**Requirement:** From the first line to the last, set down the material exactly, leaving out its pictures.

╔══

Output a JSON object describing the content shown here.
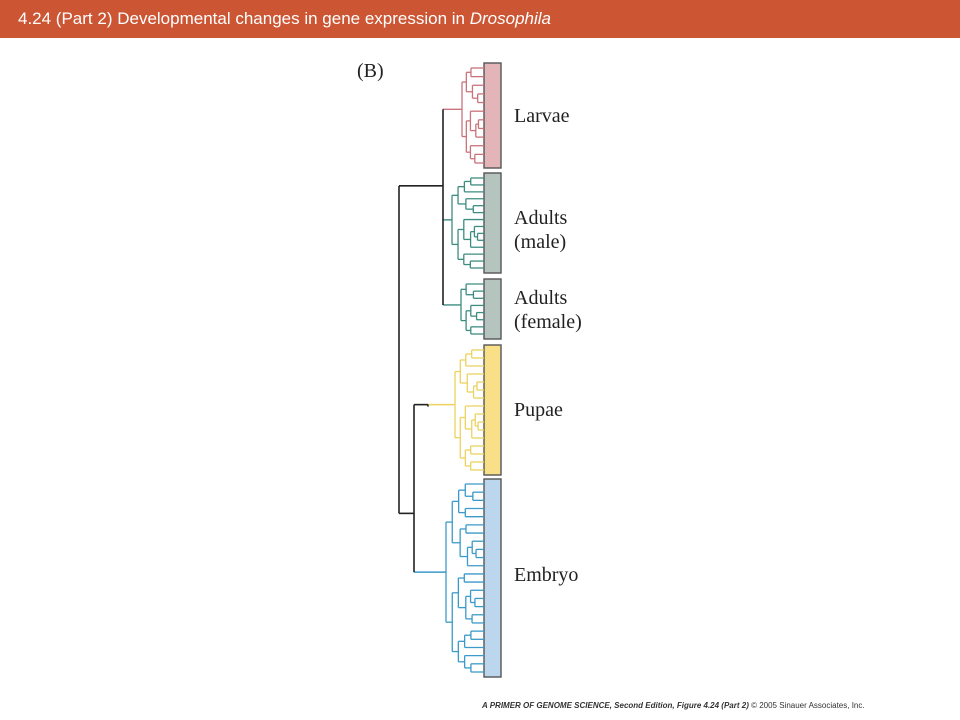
{
  "title": {
    "prefix": "4.24 (Part 2)  Developmental changes in gene expression in ",
    "italic": "Drosophila"
  },
  "panel_label": "(B)",
  "groups": [
    {
      "key": "larvae",
      "line1": "Larvae",
      "line2": "",
      "bar_color": "#e3b5b8",
      "tree_color": "#c9737a"
    },
    {
      "key": "adults_male",
      "line1": "Adults",
      "line2": "(male)",
      "bar_color": "#b6c4c0",
      "tree_color": "#3c8c80"
    },
    {
      "key": "adults_female",
      "line1": "Adults",
      "line2": "(female)",
      "bar_color": "#b6c4c0",
      "tree_color": "#3c8c80"
    },
    {
      "key": "pupae",
      "line1": "Pupae",
      "line2": "",
      "bar_color": "#f8df88",
      "tree_color": "#ecd25e"
    },
    {
      "key": "embryo",
      "line1": "Embryo",
      "line2": "",
      "bar_color": "#bcd6ee",
      "tree_color": "#3a9ac9"
    }
  ],
  "colors": {
    "header_bg": "#cc5533",
    "header_text": "#ffffff",
    "root_branches": "#222222"
  },
  "footer": {
    "bold_text": "A PRIMER OF GENOME SCIENCE, Second Edition, Figure 4.24 (Part 2)",
    "rest_text": "  © 2005 Sinauer Associates, Inc."
  }
}
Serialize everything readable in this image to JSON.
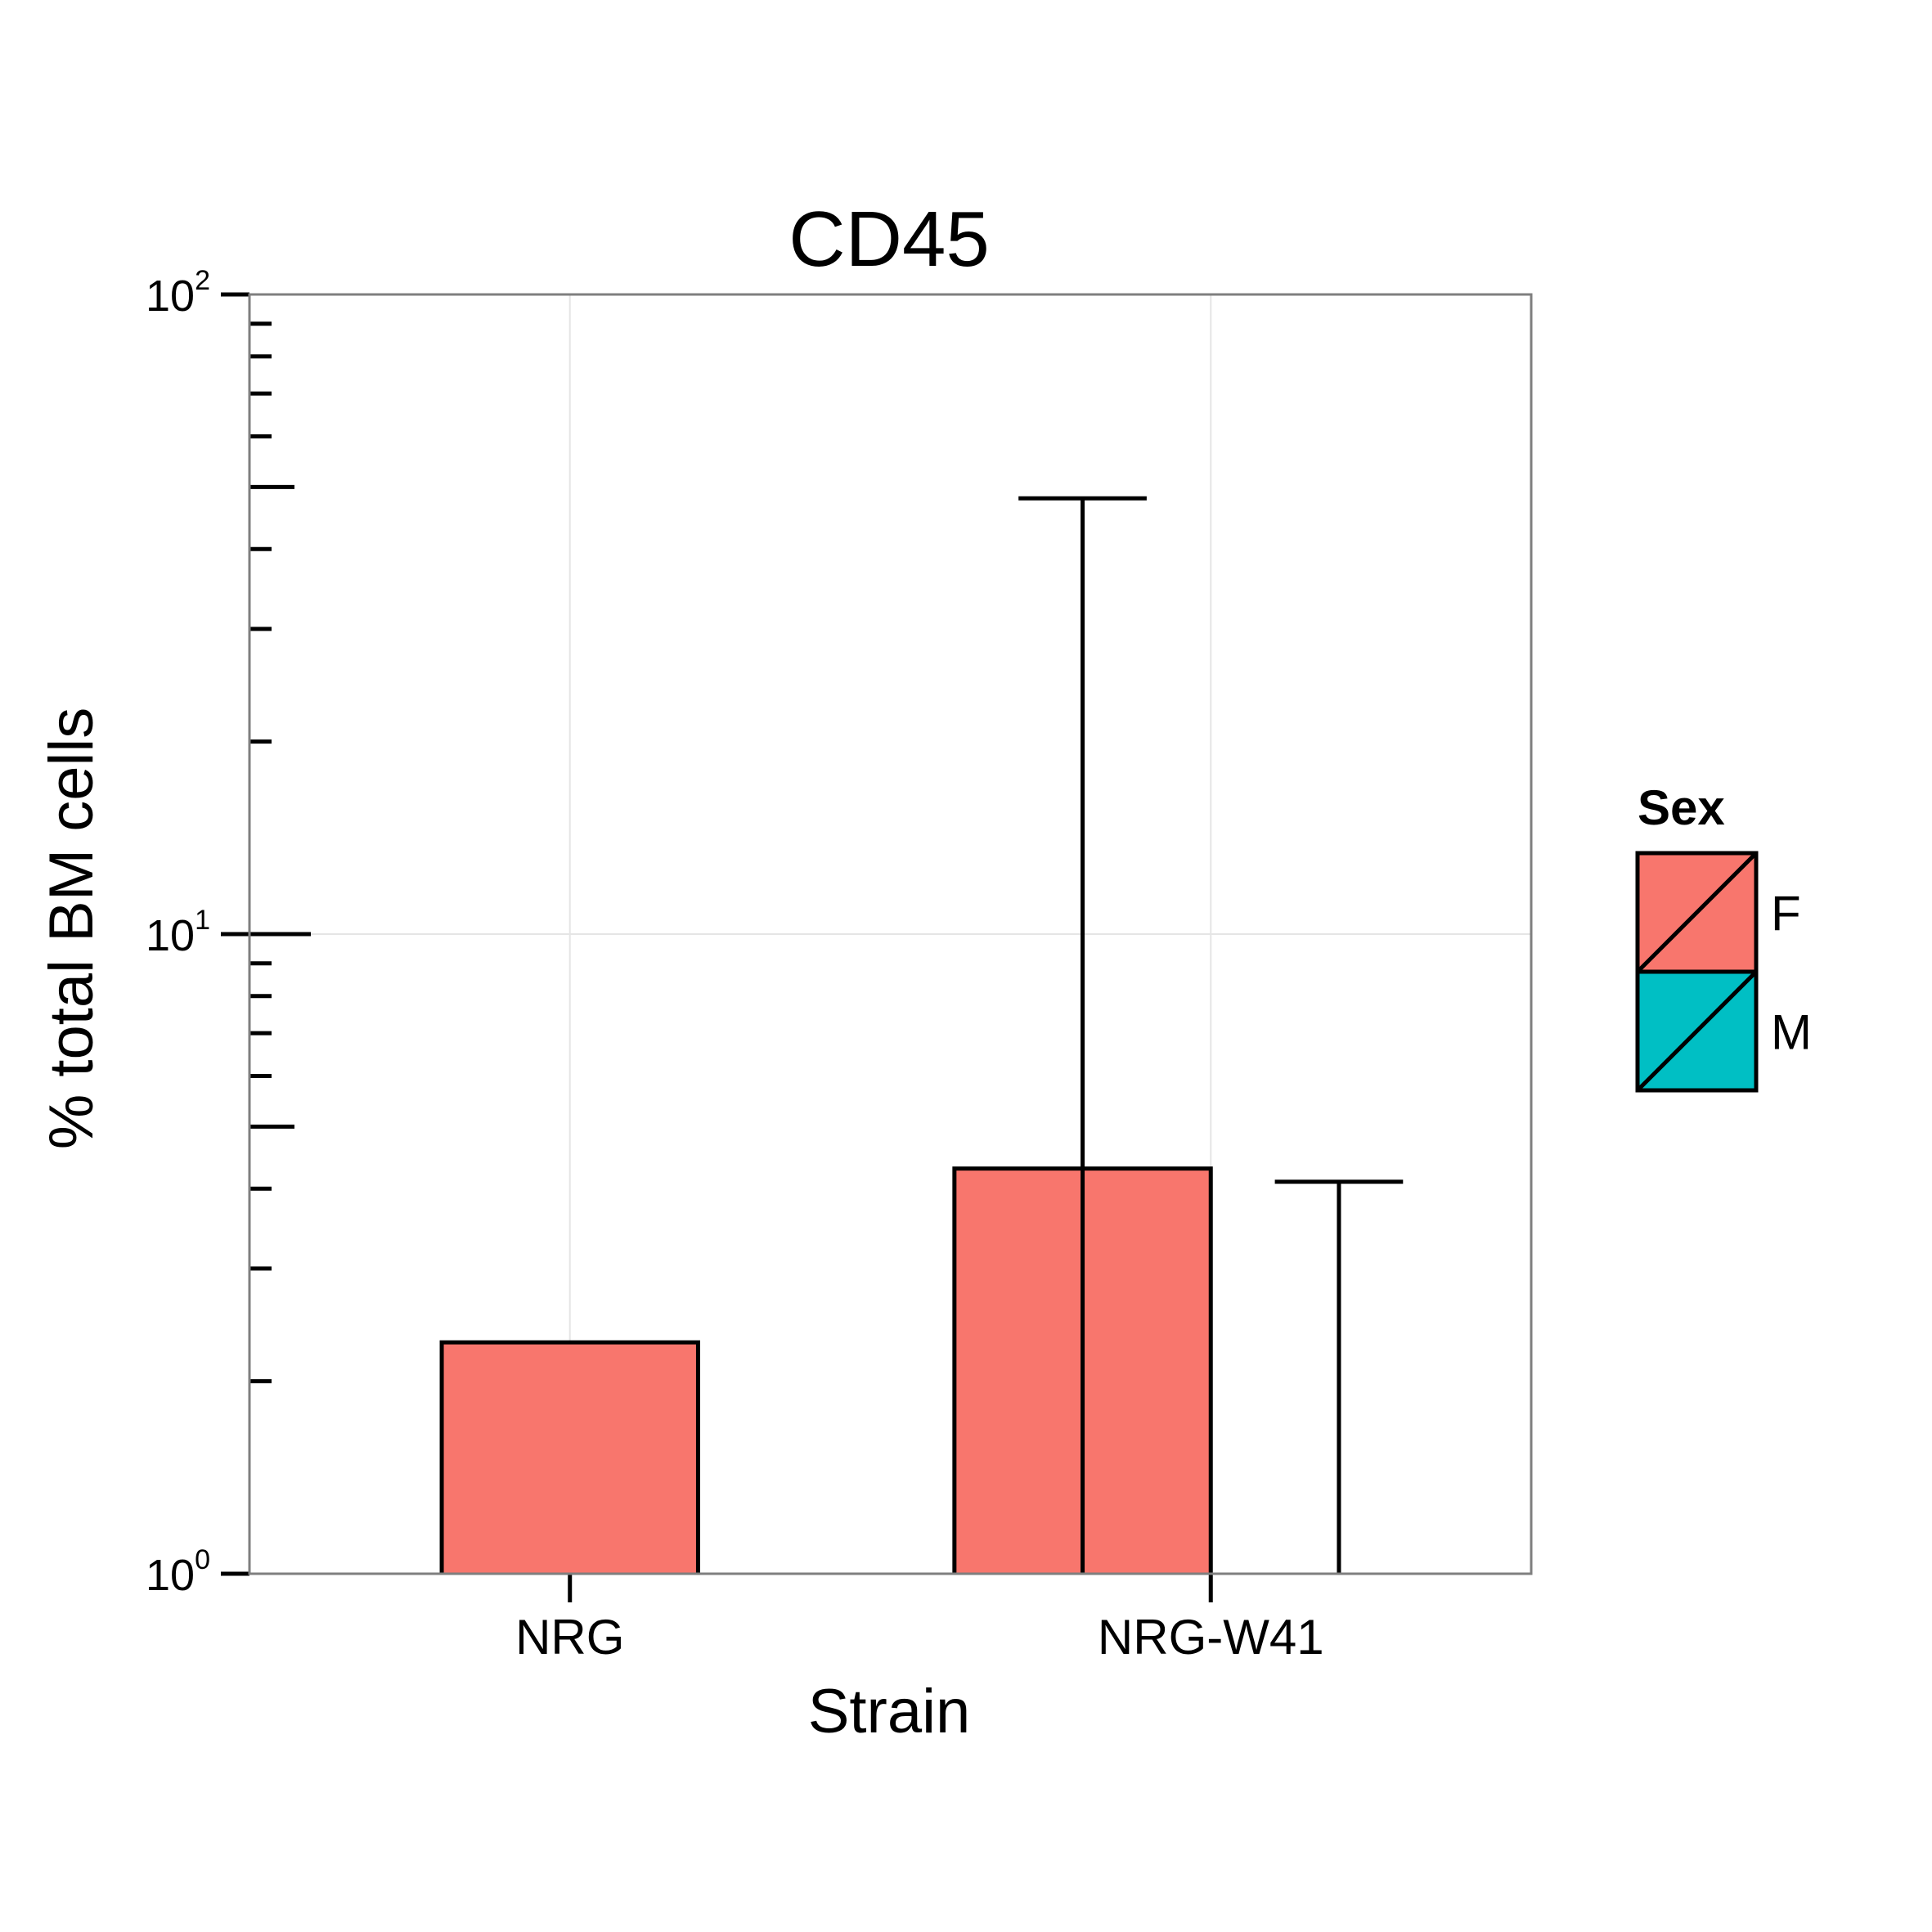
{
  "chart_data": {
    "type": "bar",
    "title": "CD45",
    "xlabel": "Strain",
    "ylabel": "% total BM cells",
    "y_scale": "log10",
    "ylim": [
      1,
      100
    ],
    "y_ticks": [
      {
        "value": 1,
        "base": "10",
        "exp": "0"
      },
      {
        "value": 10,
        "base": "10",
        "exp": "1"
      },
      {
        "value": 100,
        "base": "10",
        "exp": "2"
      }
    ],
    "categories": [
      "NRG",
      "NRG-W41"
    ],
    "grid": true,
    "legend": {
      "title": "Sex",
      "position": "right",
      "entries": [
        {
          "label": "F",
          "color": "#F8766D"
        },
        {
          "label": "M",
          "color": "#00BFC4"
        }
      ]
    },
    "series": [
      {
        "name": "F",
        "color": "#F8766D",
        "values": [
          2.3,
          4.3
        ],
        "error_upper": [
          null,
          48
        ]
      },
      {
        "name": "M",
        "color": "#00BFC4",
        "values": [
          null,
          null
        ],
        "error_upper": [
          null,
          4.1
        ]
      }
    ]
  }
}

╚══

**Solved problem:**
Output a JSON object describing the content shown here.
{
  "title": {
    "prefix": "4.24 (Part 2)  Developmental changes in gene expression in ",
    "italic": "Drosophila"
  },
  "panel_label": "(B)",
  "groups": [
    {
      "key": "larvae",
      "line1": "Larvae",
      "line2": "",
      "bar_color": "#e3b5b8",
      "tree_color": "#c9737a"
    },
    {
      "key": "adults_male",
      "line1": "Adults",
      "line2": "(male)",
      "bar_color": "#b6c4c0",
      "tree_color": "#3c8c80"
    },
    {
      "key": "adults_female",
      "line1": "Adults",
      "line2": "(female)",
      "bar_color": "#b6c4c0",
      "tree_color": "#3c8c80"
    },
    {
      "key": "pupae",
      "line1": "Pupae",
      "line2": "",
      "bar_color": "#f8df88",
      "tree_color": "#ecd25e"
    },
    {
      "key": "embryo",
      "line1": "Embryo",
      "line2": "",
      "bar_color": "#bcd6ee",
      "tree_color": "#3a9ac9"
    }
  ],
  "colors": {
    "header_bg": "#cc5533",
    "header_text": "#ffffff",
    "root_branches": "#222222"
  },
  "footer": {
    "bold_text": "A PRIMER OF GENOME SCIENCE, Second Edition, Figure 4.24 (Part 2)",
    "rest_text": "  © 2005 Sinauer Associates, Inc."
  }
}
Serialize everything readable in this image to JSON.
{
  "chart_data": {
    "type": "bar",
    "title": "CD45",
    "xlabel": "Strain",
    "ylabel": "% total BM cells",
    "y_scale": "log10",
    "ylim": [
      1,
      100
    ],
    "y_ticks": [
      {
        "value": 1,
        "base": "10",
        "exp": "0"
      },
      {
        "value": 10,
        "base": "10",
        "exp": "1"
      },
      {
        "value": 100,
        "base": "10",
        "exp": "2"
      }
    ],
    "categories": [
      "NRG",
      "NRG-W41"
    ],
    "grid": true,
    "legend": {
      "title": "Sex",
      "position": "right",
      "entries": [
        {
          "label": "F",
          "color": "#F8766D"
        },
        {
          "label": "M",
          "color": "#00BFC4"
        }
      ]
    },
    "series": [
      {
        "name": "F",
        "color": "#F8766D",
        "values": [
          2.3,
          4.3
        ],
        "error_upper": [
          null,
          48
        ]
      },
      {
        "name": "M",
        "color": "#00BFC4",
        "values": [
          null,
          null
        ],
        "error_upper": [
          null,
          4.1
        ]
      }
    ]
  }
}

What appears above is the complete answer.